>> Begin Data provided

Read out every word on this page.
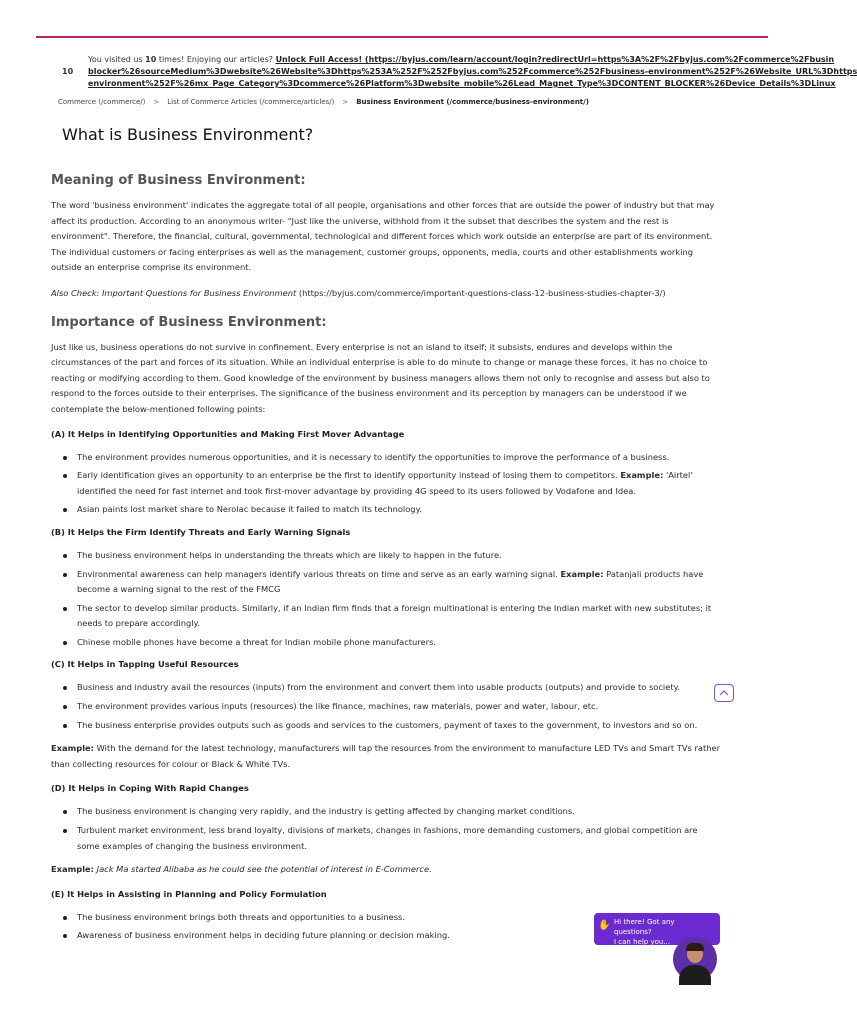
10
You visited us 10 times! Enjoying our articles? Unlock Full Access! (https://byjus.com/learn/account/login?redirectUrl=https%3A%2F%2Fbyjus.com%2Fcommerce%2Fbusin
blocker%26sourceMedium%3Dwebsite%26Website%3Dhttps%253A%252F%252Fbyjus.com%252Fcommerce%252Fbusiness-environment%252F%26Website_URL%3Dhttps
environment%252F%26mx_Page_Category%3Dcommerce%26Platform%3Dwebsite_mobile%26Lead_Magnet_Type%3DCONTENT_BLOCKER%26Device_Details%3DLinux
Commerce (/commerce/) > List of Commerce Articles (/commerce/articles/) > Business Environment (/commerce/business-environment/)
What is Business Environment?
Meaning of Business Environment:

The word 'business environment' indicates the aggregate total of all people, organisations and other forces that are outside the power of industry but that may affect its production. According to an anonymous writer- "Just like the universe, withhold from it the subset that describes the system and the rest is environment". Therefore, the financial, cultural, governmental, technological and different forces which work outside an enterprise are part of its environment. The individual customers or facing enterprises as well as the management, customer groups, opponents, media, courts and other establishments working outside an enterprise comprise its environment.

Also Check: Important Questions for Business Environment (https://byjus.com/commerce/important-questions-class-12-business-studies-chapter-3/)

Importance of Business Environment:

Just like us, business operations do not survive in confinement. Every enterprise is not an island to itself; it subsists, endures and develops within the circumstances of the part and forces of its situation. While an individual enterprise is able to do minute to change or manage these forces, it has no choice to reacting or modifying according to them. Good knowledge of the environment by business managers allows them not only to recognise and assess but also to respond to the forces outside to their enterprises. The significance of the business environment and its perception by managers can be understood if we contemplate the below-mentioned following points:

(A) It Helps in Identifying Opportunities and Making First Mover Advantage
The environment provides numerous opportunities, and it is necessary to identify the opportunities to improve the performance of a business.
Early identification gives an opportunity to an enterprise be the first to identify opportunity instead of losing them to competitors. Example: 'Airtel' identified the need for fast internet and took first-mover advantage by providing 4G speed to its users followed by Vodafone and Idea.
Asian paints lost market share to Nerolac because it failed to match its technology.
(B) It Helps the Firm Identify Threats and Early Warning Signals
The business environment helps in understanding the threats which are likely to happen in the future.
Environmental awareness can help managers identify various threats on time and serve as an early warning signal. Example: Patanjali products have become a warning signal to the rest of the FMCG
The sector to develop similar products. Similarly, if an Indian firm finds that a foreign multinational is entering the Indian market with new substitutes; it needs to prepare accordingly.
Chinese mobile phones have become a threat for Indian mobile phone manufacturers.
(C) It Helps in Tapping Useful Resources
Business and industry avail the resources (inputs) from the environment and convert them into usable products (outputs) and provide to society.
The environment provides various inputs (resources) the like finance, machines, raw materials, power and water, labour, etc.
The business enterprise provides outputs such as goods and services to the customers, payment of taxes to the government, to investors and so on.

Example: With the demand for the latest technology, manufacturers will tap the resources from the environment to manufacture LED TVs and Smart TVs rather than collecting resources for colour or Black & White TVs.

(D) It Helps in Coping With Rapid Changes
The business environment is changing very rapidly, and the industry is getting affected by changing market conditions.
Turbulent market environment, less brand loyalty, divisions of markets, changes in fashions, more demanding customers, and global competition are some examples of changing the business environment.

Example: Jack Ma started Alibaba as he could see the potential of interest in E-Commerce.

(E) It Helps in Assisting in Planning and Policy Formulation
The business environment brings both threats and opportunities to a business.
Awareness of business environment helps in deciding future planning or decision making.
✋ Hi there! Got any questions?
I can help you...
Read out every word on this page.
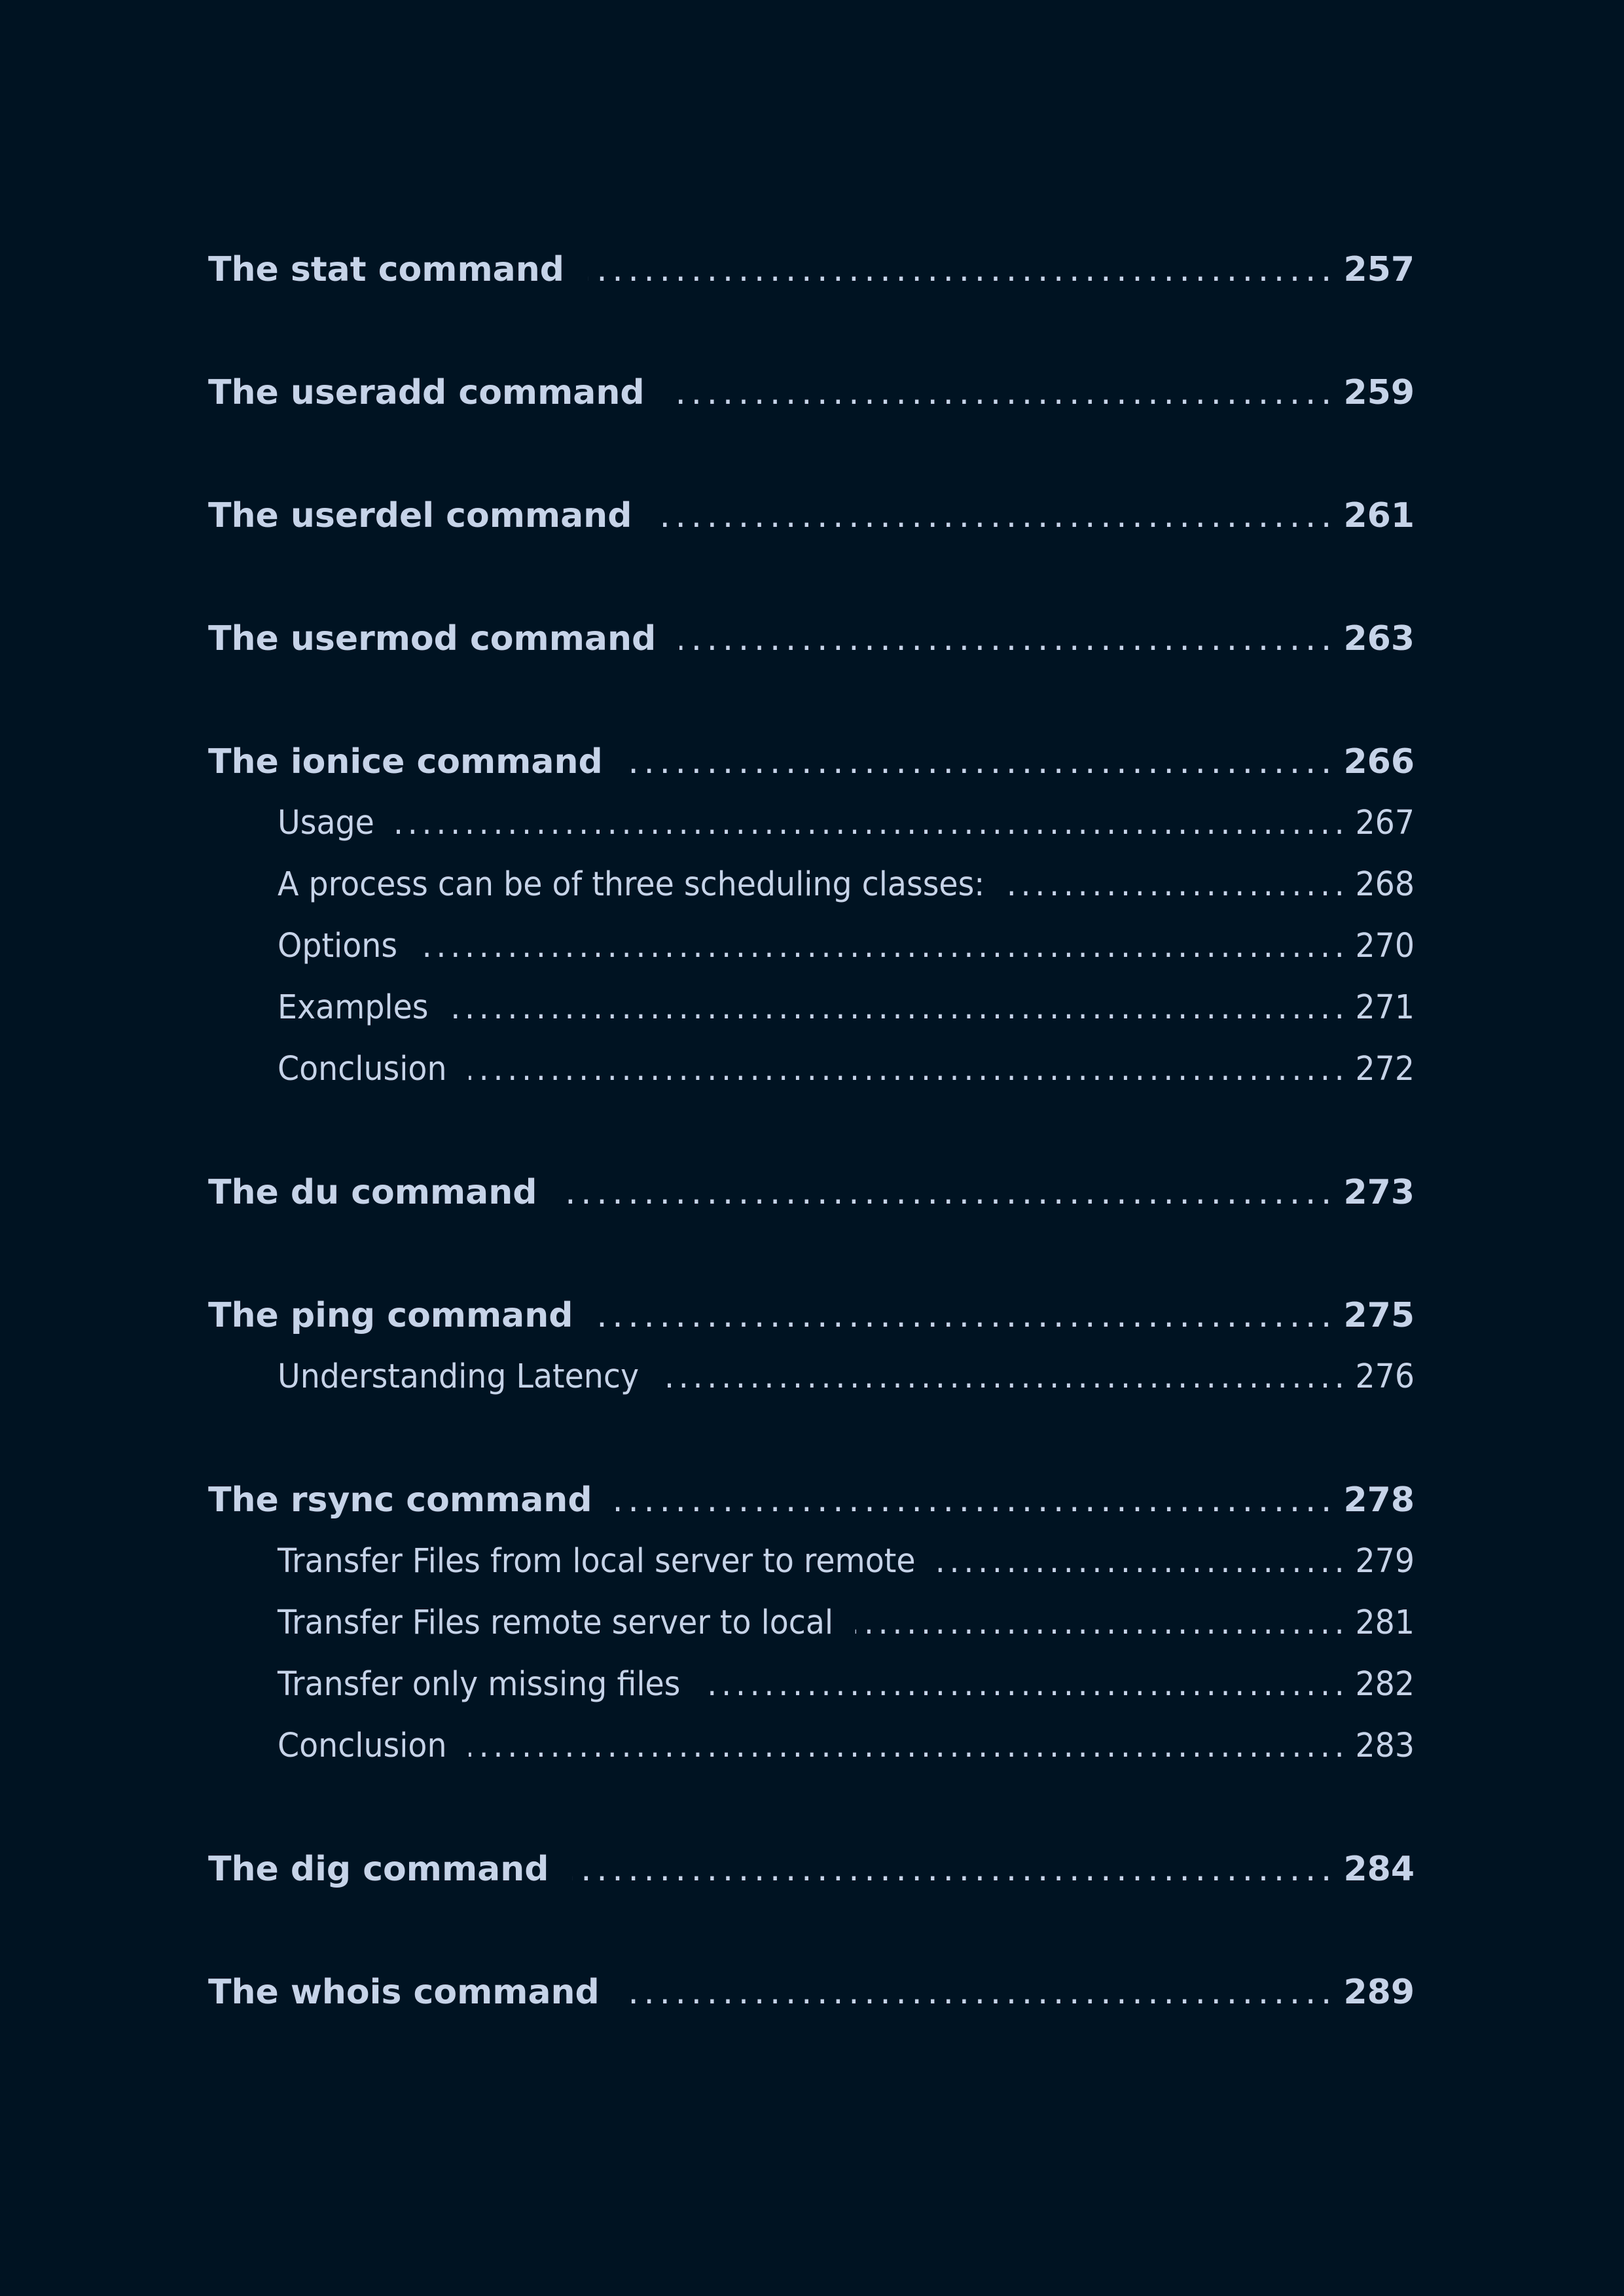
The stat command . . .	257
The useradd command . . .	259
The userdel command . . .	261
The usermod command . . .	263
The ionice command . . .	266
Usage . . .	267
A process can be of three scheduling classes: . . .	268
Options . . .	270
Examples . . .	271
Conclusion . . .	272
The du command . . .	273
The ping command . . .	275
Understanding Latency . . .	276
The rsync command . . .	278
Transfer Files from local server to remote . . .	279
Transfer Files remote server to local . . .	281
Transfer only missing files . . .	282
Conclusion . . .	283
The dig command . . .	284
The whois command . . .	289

>> End Data provided

### Short exercise:
Filter out every line that lacks the word "products", and copy the rest.

### Completed exercise:
Environmental awareness can help managers identify various threats on time and serve as an early warning signal. Example: Patanjali products have become a warning signal to the rest of the FMCG
The sector to develop similar products. Similarly, if an Indian firm finds that a foreign multinational is entering the Indian market with new substitutes; it needs to prepare accordingly.
Business and industry avail the resources (inputs) from the environment and convert them into usable products (outputs) and provide to society.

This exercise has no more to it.